What to produce
Gather all lines in the entries below that include the word "name".

Stored dataset items:
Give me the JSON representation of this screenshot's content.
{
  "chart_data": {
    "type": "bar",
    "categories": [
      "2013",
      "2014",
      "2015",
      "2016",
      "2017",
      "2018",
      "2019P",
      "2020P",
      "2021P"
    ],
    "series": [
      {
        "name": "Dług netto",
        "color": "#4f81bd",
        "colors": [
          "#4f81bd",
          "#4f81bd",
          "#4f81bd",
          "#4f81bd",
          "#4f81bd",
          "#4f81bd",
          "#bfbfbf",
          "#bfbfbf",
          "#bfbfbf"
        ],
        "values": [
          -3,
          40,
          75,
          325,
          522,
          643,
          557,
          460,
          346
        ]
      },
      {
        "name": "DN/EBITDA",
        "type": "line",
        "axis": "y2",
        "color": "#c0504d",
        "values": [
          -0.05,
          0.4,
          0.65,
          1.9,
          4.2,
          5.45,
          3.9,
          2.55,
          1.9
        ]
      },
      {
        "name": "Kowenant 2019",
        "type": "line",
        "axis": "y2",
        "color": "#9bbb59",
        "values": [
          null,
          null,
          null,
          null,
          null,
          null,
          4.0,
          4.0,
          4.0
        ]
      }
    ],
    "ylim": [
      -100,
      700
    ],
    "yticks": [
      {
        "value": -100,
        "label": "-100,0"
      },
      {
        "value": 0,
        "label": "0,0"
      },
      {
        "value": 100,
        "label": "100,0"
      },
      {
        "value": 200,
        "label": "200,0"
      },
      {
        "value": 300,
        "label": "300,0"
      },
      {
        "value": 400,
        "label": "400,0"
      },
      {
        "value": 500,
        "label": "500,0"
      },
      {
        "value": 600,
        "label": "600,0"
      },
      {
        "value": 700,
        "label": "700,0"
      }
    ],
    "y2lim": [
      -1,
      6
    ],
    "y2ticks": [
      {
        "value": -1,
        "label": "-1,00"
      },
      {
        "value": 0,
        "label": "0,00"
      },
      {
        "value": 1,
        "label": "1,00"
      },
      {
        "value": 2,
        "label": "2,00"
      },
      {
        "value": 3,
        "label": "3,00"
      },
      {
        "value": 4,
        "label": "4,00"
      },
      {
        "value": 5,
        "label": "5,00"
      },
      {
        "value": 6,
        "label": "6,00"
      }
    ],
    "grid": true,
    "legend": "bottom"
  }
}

Result for this exercise
        "name": "Dług netto",
        "name": "DN/EBITDA",
        "name": "Kowenant 2019",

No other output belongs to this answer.